Interview mit dem Mercator Institute for China Studies (MERICS)

6. März 2023 | Ausgabe 2 / 2023, Interview | 0 Kommentare

China versus EU im Klimaschutz?

BUZ Team/Barbara Pongratz


Barbara Pongratz beschäftigt sich bei MERICS mit den deutsch-chinesischen Beziehungen, Chinas Umweltpolitik sowie digitaler Governance. In diesem Interview beantwortet sie Fragen zu Chinas Rolle im internationlen Umweltschutz. Sie beschreibt wie das Land mit dem Thema umgeht und geht auch auf die Abhängigkeiten Europas von China ein.

 

Hat ein achtsamer Umgang mit Natur und Umwelt in der Tradition des chinesischen Denkens mit den Prinzipien Konfuzius‘ seinen Platz? Was ergibt sich hieraus für das Umweltbewusstsein im heutigen China?
Nach den Prinzipen des Konfuzianismus und auch nach anderen chinesischen philosophischen bzw. religiösen Prägungen ist ein schonender Umgang mit der Umwelt und der Natur traditionell erstrebenswert. Die politisch vorgegebene Richtung hinsichtlich des Umweltschutzes und die rasante technologische und wirtschaftliche Entwicklung beeinflussten seit der Gründung der Volksrepublik China 1949 bis heute das Umweltbewusstsein in China vielmehr als die Prinzipien des Konfuzianismus.

---

Aufgaben
(1) Geben Sie den Abschnitt des Interviews zwischen "6. März 2023" und "von China ein.", einschließlich, wortgetreu wieder.
(2) Beantworten Sie anhand des Interviews:
(a) Mit welchen Themen beschäftigt sich Barbara Pongratz bei MERICS?
(b) Seit welchem Ereignis und welchem Jahr prägen laut Interview Politik und Entwicklung das Umweltbewusstsein in China?
(c) An welchem Datum und in welcher Ausgabe ist das Interview erschienen?

[Datensätze aus einer Datenquelle]
---

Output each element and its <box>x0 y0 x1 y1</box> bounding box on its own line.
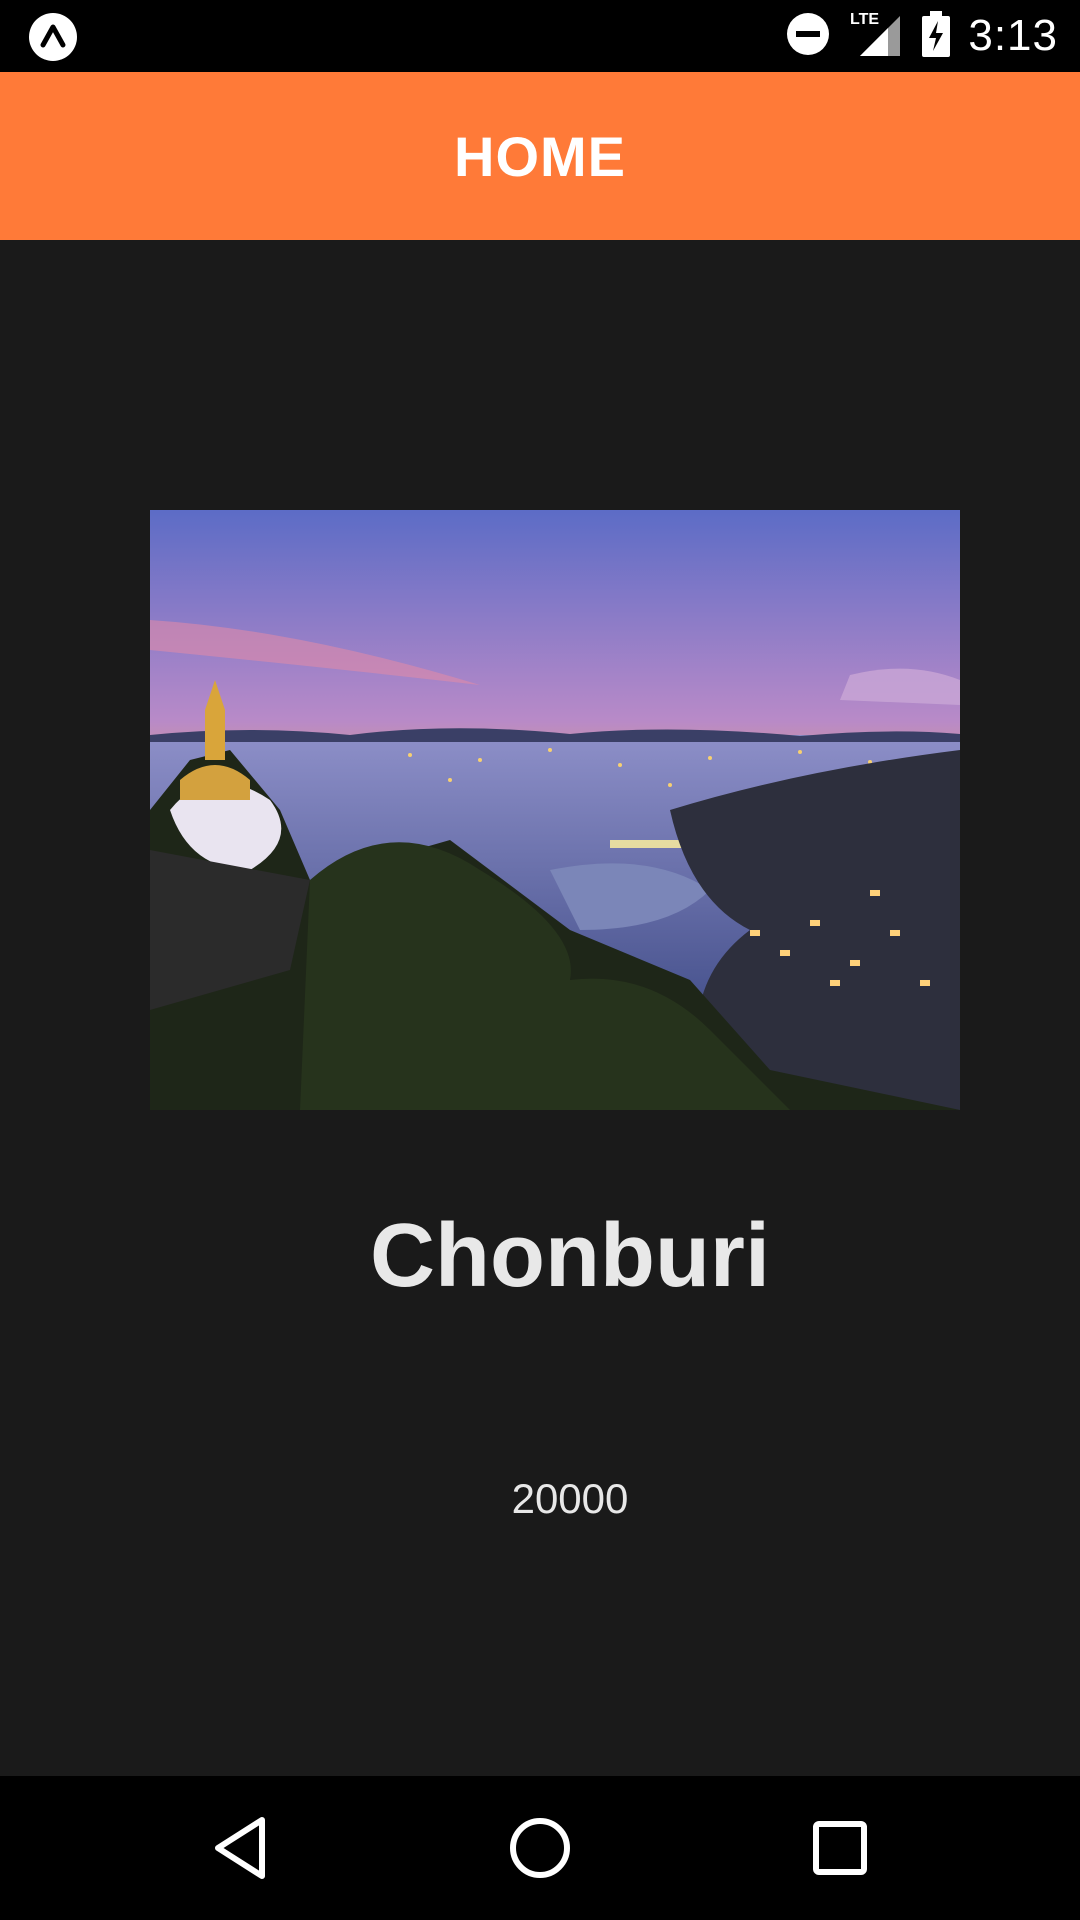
home-button[interactable] <box>490 1798 590 1898</box>
recents-button[interactable] <box>790 1798 890 1898</box>
status-icons: LTE 3:13 <box>786 0 1058 72</box>
app-launcher-icon <box>28 12 78 62</box>
city-name: Chonburi <box>370 1206 770 1306</box>
do-not-disturb-icon <box>786 12 830 61</box>
recents-icon <box>813 1821 867 1875</box>
app-bar: HOME <box>0 72 1080 240</box>
back-button[interactable] <box>190 1798 290 1898</box>
landscape-photo-icon <box>150 510 960 1110</box>
page-title: HOME <box>454 124 626 188</box>
navigation-bar <box>0 1776 1080 1920</box>
signal-icon: LTE <box>848 10 904 63</box>
detail-screen: Chonburi 20000 <box>0 240 1080 1776</box>
postal-code: 20000 <box>511 1475 629 1522</box>
back-icon <box>215 1817 265 1879</box>
clock: 3:13 <box>968 11 1058 60</box>
battery-charging-icon <box>922 10 951 62</box>
status-bar: LTE 3:13 <box>0 0 1080 72</box>
network-type-label: LTE <box>850 11 879 28</box>
home-icon <box>510 1818 570 1878</box>
city-photo <box>150 510 960 1110</box>
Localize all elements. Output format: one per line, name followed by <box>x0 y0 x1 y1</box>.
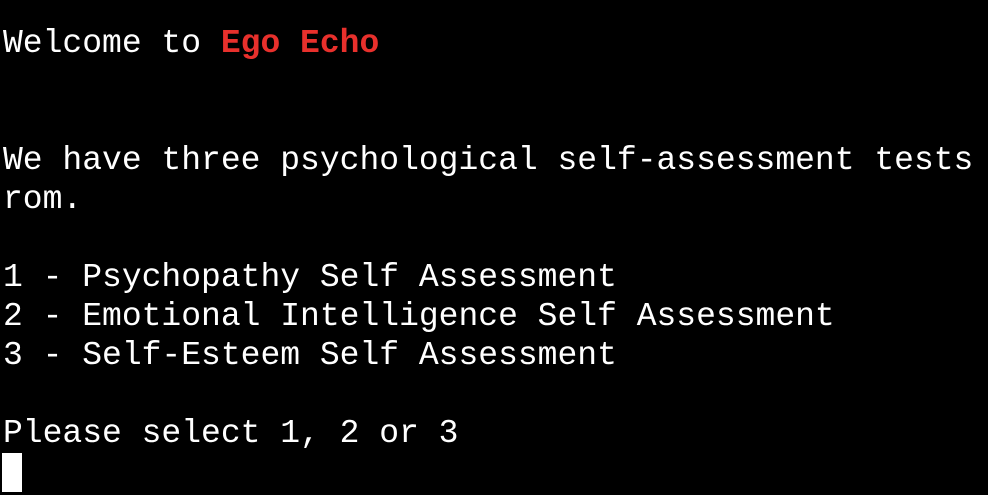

---

Lösungen
(1)
6. März 2023 | Ausgabe 2 / 2023, Interview | 0 Kommentare

China versus EU im Klimaschutz?

BUZ Team/Barbara Pongratz


Barbara Pongratz beschäftigt sich bei MERICS mit den deutsch-chinesischen Beziehungen, Chinas Umweltpolitik sowie digitaler Governance. In diesem Interview beantwortet sie Fragen zu Chinas Rolle im internationlen Umweltschutz. Sie beschreibt wie das Land mit dem Thema umgeht und geht auch auf die Abhängigkeiten Europas von China ein.

(2)
(a) Mit den deutsch-chinesischen Beziehungen, Chinas Umweltpolitik und digitaler Governance.
(b) Seit der Gründung der Volksrepublik China im Jahr 1949.
(c) Am 6. März 2023, in Ausgabe 2 / 2023.